Page extract

Date: 2006-07-12 07:31 pm (UTC)From: [identity profile] hth-the-first.livejournal.com
I sometimes think they've all learned their lesson from Richard Dean Anderson and they're determined not to get us so attached to any character that they can't swap him for somebody else if the actor should want out of his contract. Heck, they've already done it once, and I'm the last person who's in any position to complain, but it is kind of sad that they don't want us to like any of the characters more than we like the Gateroom set, because the latter is the one they own and can fall back on.

Date: 2006-07-12 12:50 am (UTC)From: [identity profile] mecurtin.livejournal.com
I would agree with you completely, except . . .

my last fandom was Smallville.

Expections managment, that's the ticket to happiness! I will read all your stories and worship at your feet even if their version of Sateda makes you feel all jossed and unloved.

Date: 2006-07-12 07:37 pm (UTC)From: [identity profile] hth-the-first.livejournal.com
But strangely, the fact that Smallville was every bit as much of a colossal failure -- and God knows it was -- doesn't make me feel any better. It sucks every time.

I would just really like to have a fandom again where I wasn't constantly reminding myself not to hope for very much.

Things to do
**A.** In the fandom comment thread, update the passage from "Date: 2006-07-12 12:50" to "jossed and unloved." by replacing "Sateda" with "Athos".
**B.** Give the posting time of every comment in the fandom comment thread, in the order the comments appear.
**C.** Continue the fandom comment thread after its final sentence.

Supplied information

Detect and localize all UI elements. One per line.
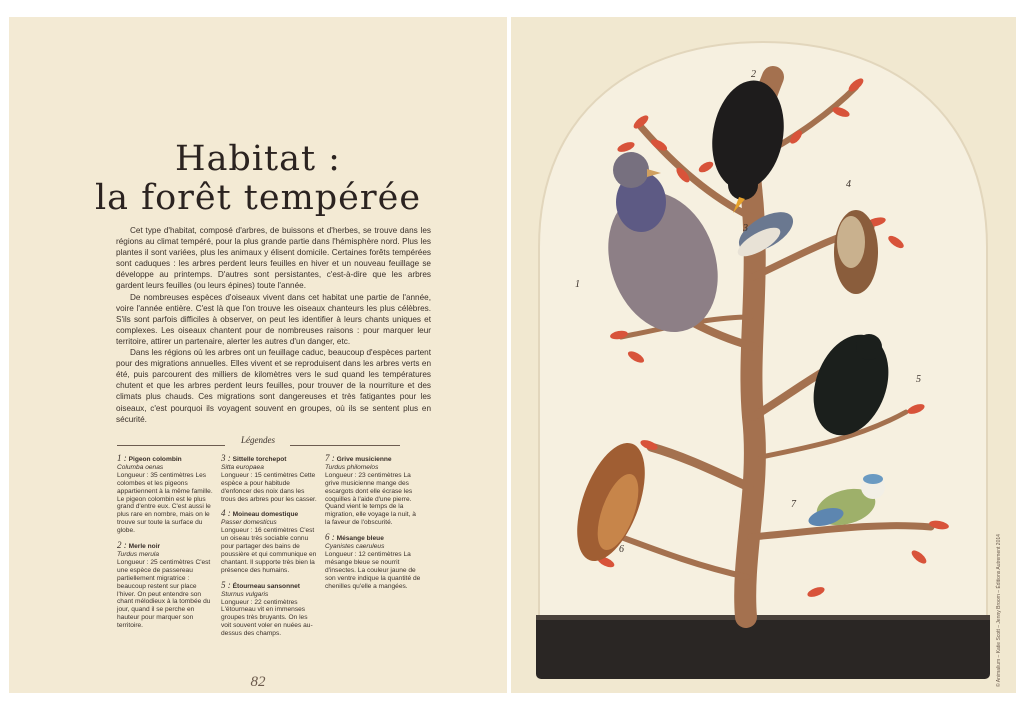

The results
**A.**
Date: 2006-07-12 12:50 am (UTC)From: [identity profile] mecurtin.livejournal.com
I would agree with you completely, except . . .

my last fandom was Smallville.

Expections managment, that's the ticket to happiness! I will read all your stories and worship at your feet even if their version of Athos makes you feel all jossed and unloved.

**B.** 07:31 pm (UTC), 12:50 am (UTC), 07:37 pm (UTC)

**C.**
However, lacking that, I will accept being read and worshipped as a pale substitute. *g*

Date: 2006-07-12 12:56 am (UTC)From: [identity profile] solvent90.livejournal.com
Oh. Oh, hm. Actually, I have no idea how I would cope if the SGA people did all that and SGA became a show that reached me in the same way that e.g. Buffy did at its best. Because, really, I'm in this fandom for the fandom - I'm fannish about these characters and this world, but, I'm starting to realise, for both of those as constructed by fandom writers not by canon. Which is all about:

these embattled refugees under seige from terrifying, blood-sucking insect-aliens on one side and the incomprehensible technology they need to survive and can't totally control on the other. And there would be action and gallows humor and people who loved each other like they were the last people on Earth, which they would basically be, and it would have that edge-of-the-universe Wild West feel but with geeks and Regular Guys from our own reality out there just trying to be smart enough and mildly crazy enough to hang on with teeth and toenails against everything from human evil to the laws of physics.

*happy place* Yes, that. So much. And while it would be just so amazing if the show got it together and did that - or at least hit all the items on your list so that the extent to which it doesn't do that isn't so embarrassing - I don't think I need it to. The only thing that makes me actually grind my teeth about canon is the treatment of the alien cultures and characters, because it would be so cool and so easy to do something, anything with the set-up they have and they just aren't. But on characterisation and plot, I'd be reasonably happy if they just didn't break anything that fandom writers couldn't fix.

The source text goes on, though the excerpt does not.